From the entries that follow, pick out all lines holding "text".

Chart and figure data

<<<<

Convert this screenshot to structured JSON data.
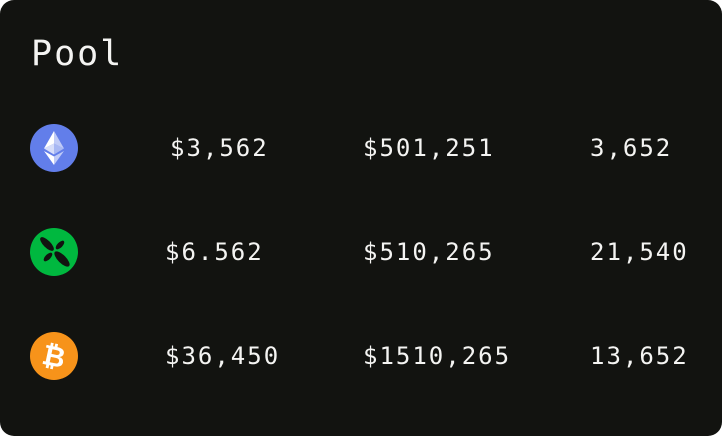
{
  "title": "Pool",
  "rows": [
    {
      "icon": "ethereum-icon",
      "color": "#627EEA",
      "price": "$3,562",
      "liquidity": "$501,251",
      "count": "3,652"
    },
    {
      "icon": "green-coin-icon",
      "color": "#00B83F",
      "price": "$6.562",
      "liquidity": "$510,265",
      "count": "21,540"
    },
    {
      "icon": "bitcoin-icon",
      "color": "#F7931A",
      "price": "$36,450",
      "liquidity": "$1510,265",
      "count": "13,652"
    }
  ]
}
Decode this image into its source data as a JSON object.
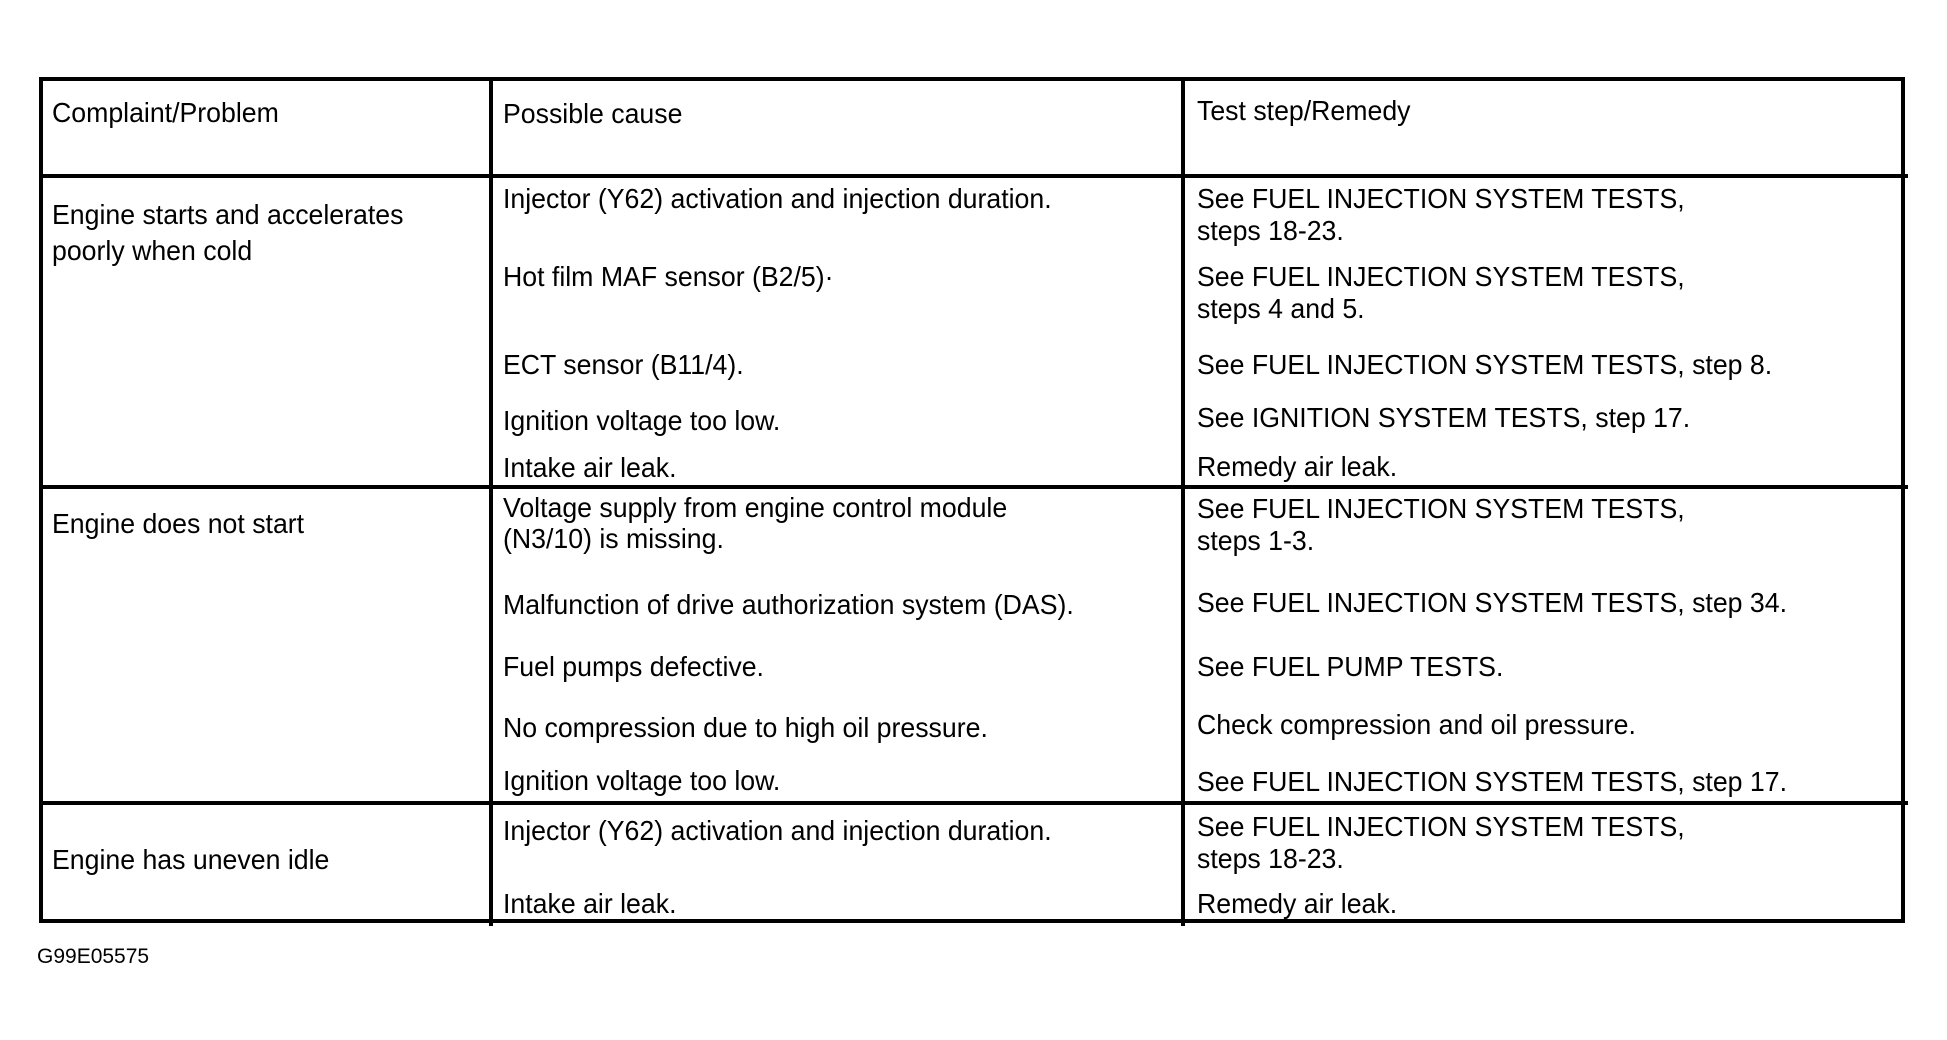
{
  "headers": [
    "Complaint/Problem",
    "Possible cause",
    "Test step/Remedy"
  ],
  "rows": [
    {
      "complaint": [
        "Engine starts and accelerates",
        "poorly when cold"
      ],
      "items": [
        {
          "cause": [
            "Injector (Y62) activation and injection duration."
          ],
          "remedy": [
            "See FUEL INJECTION SYSTEM TESTS,",
            "steps 18-23."
          ]
        },
        {
          "cause": [
            "Hot film MAF sensor (B2/5)·"
          ],
          "remedy": [
            "See FUEL INJECTION SYSTEM TESTS,",
            "steps 4 and 5."
          ]
        },
        {
          "cause": [
            "ECT sensor (B11/4)."
          ],
          "remedy": [
            "See FUEL INJECTION SYSTEM TESTS, step 8."
          ]
        },
        {
          "cause": [
            "Ignition voltage too low."
          ],
          "remedy": [
            "See IGNITION SYSTEM TESTS, step 17."
          ]
        },
        {
          "cause": [
            "Intake air leak."
          ],
          "remedy": [
            "Remedy air leak."
          ]
        }
      ]
    },
    {
      "complaint": [
        "Engine does not start"
      ],
      "items": [
        {
          "cause": [
            "Voltage supply from engine control module",
            "(N3/10) is missing."
          ],
          "remedy": [
            "See FUEL INJECTION SYSTEM TESTS,",
            "steps 1-3."
          ]
        },
        {
          "cause": [
            "Malfunction of drive authorization system (DAS)."
          ],
          "remedy": [
            "See FUEL INJECTION SYSTEM TESTS, step 34."
          ]
        },
        {
          "cause": [
            "Fuel pumps defective."
          ],
          "remedy": [
            "See FUEL PUMP TESTS."
          ]
        },
        {
          "cause": [
            "No compression due to high oil pressure."
          ],
          "remedy": [
            "Check compression and oil pressure."
          ]
        },
        {
          "cause": [
            "Ignition voltage too low."
          ],
          "remedy": [
            "See FUEL INJECTION SYSTEM TESTS, step 17."
          ]
        }
      ]
    },
    {
      "complaint": [
        "Engine has uneven idle"
      ],
      "items": [
        {
          "cause": [
            "Injector (Y62) activation and injection duration."
          ],
          "remedy": [
            "See FUEL INJECTION SYSTEM TESTS,",
            "steps 18-23."
          ]
        },
        {
          "cause": [
            "Intake air leak."
          ],
          "remedy": [
            "Remedy air leak."
          ]
        }
      ]
    }
  ],
  "figure_id": "G99E05575"
}
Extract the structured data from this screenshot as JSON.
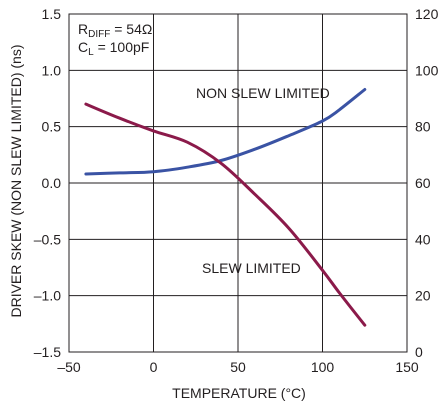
{
  "chart_data": {
    "type": "line",
    "title": "",
    "xlabel": "TEMPERATURE (°C)",
    "ylabel": "DRIVER SKEW (NON SLEW LIMITED) (ns)",
    "y2label": "",
    "xlim": [
      -50,
      150
    ],
    "ylim": [
      -1.5,
      1.5
    ],
    "y2lim": [
      0,
      120
    ],
    "x_ticks": [
      "–50",
      "0",
      "50",
      "100",
      "150"
    ],
    "y_ticks": [
      "1.5",
      "1.0",
      "0.5",
      "0.0",
      "–0.5",
      "–1.0",
      "–1.5"
    ],
    "y2_ticks": [
      "120",
      "100",
      "80",
      "60",
      "40",
      "20",
      "0"
    ],
    "grid": true,
    "conditions": {
      "rdiff": {
        "prefix": "R",
        "sub": "DIFF",
        "text": " = 54Ω"
      },
      "cl": {
        "prefix": "C",
        "sub": "L",
        "text": " = 100pF"
      }
    },
    "series": [
      {
        "name": "NON SLEW LIMITED",
        "axis": "left",
        "color": "#3a53a4",
        "x": [
          -40,
          -20,
          0,
          20,
          40,
          60,
          80,
          100,
          110,
          125
        ],
        "y": [
          0.08,
          0.09,
          0.1,
          0.14,
          0.2,
          0.3,
          0.42,
          0.55,
          0.65,
          0.83
        ]
      },
      {
        "name": "SLEW LIMITED",
        "axis": "right",
        "color": "#8b1a4a",
        "x": [
          -40,
          -20,
          0,
          20,
          40,
          60,
          80,
          100,
          110,
          125
        ],
        "y": [
          88,
          83,
          78.5,
          74.5,
          67,
          56,
          44,
          29,
          21,
          9.5
        ]
      }
    ]
  }
}
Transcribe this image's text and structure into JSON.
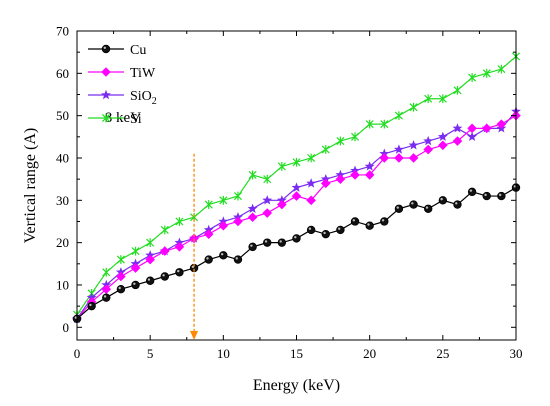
{
  "chart_data": {
    "type": "line",
    "xlabel": "Energy (keV)",
    "ylabel": "Vertical range (A)",
    "xlim": [
      0,
      30
    ],
    "ylim": [
      -3,
      70
    ],
    "xticks": [
      0,
      5,
      10,
      15,
      20,
      25,
      30
    ],
    "yticks": [
      0,
      10,
      20,
      30,
      40,
      50,
      60,
      70
    ],
    "x": [
      0,
      1,
      2,
      3,
      4,
      5,
      6,
      7,
      8,
      9,
      10,
      11,
      12,
      13,
      14,
      15,
      16,
      17,
      18,
      19,
      20,
      21,
      22,
      23,
      24,
      25,
      26,
      27,
      28,
      29,
      30
    ],
    "legend_position": "top-left",
    "series": [
      {
        "label_parts": [
          "Cu"
        ],
        "color": "#000000",
        "marker": "circle",
        "values": [
          2,
          5,
          7,
          9,
          10,
          11,
          12,
          13,
          14,
          16,
          17,
          16,
          19,
          20,
          20,
          21,
          23,
          22,
          23,
          25,
          24,
          25,
          28,
          29,
          28,
          30,
          29,
          32,
          31,
          31,
          33
        ]
      },
      {
        "label_parts": [
          "TiW"
        ],
        "color": "#ff00ff",
        "marker": "diamond",
        "values": [
          2,
          6,
          9,
          12,
          14,
          16,
          18,
          19,
          21,
          22,
          24,
          25,
          26,
          27,
          29,
          31,
          30,
          34,
          35,
          36,
          36,
          40,
          40,
          40,
          42,
          43,
          44,
          47,
          47,
          48,
          50
        ]
      },
      {
        "label_parts": [
          "SiO",
          "2"
        ],
        "color": "#7b2cf0",
        "marker": "star",
        "values": [
          2,
          7,
          10,
          13,
          15,
          17,
          18,
          20,
          21,
          23,
          25,
          26,
          28,
          30,
          30,
          33,
          34,
          35,
          36,
          37,
          38,
          41,
          42,
          43,
          44,
          45,
          47,
          45,
          47,
          47,
          51
        ]
      },
      {
        "label_parts": [
          "Si"
        ],
        "color": "#22dd22",
        "marker": "cross",
        "values": [
          3,
          8,
          13,
          16,
          18,
          20,
          23,
          25,
          26,
          29,
          30,
          31,
          36,
          35,
          38,
          39,
          40,
          42,
          44,
          45,
          48,
          48,
          50,
          52,
          54,
          54,
          56,
          59,
          60,
          61,
          64
        ]
      }
    ],
    "annotation": {
      "text": "8 keV",
      "arrow_x": 8,
      "arrow_from_y": 41,
      "arrow_to_y": -3,
      "arrow_color": "#ff8800"
    }
  }
}
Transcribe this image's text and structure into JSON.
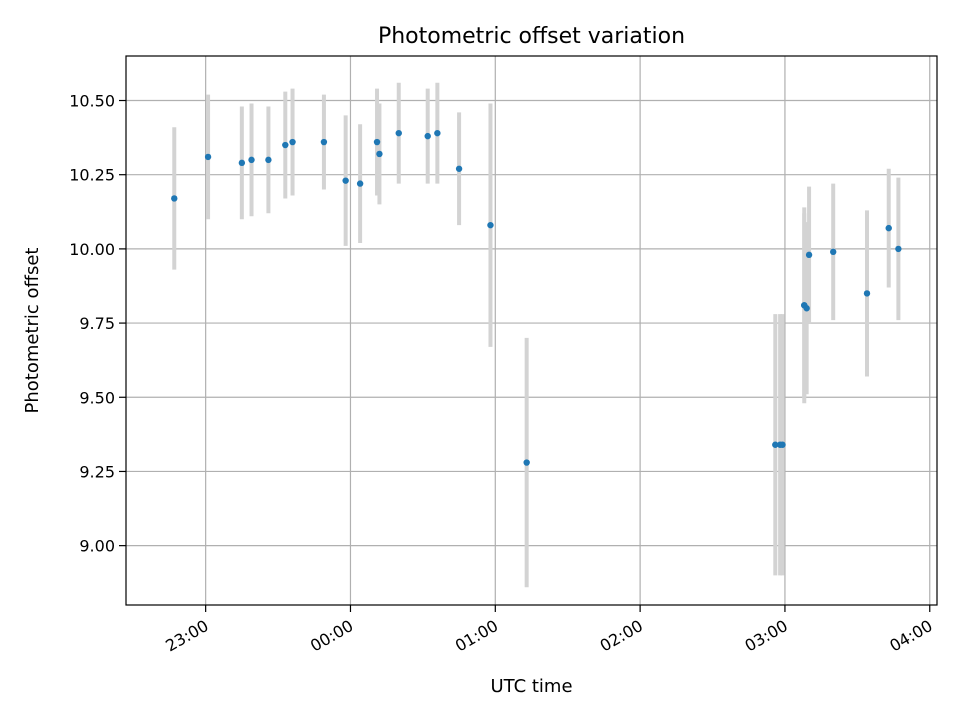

>>>>

IN RESPONSE —
        "text": " = 54Ω"
        "text": " = 100pF"
Transcribe this image's text and structure into JSON.
      "text": "8 keV",
Transcribe this image's text and structure into JSON.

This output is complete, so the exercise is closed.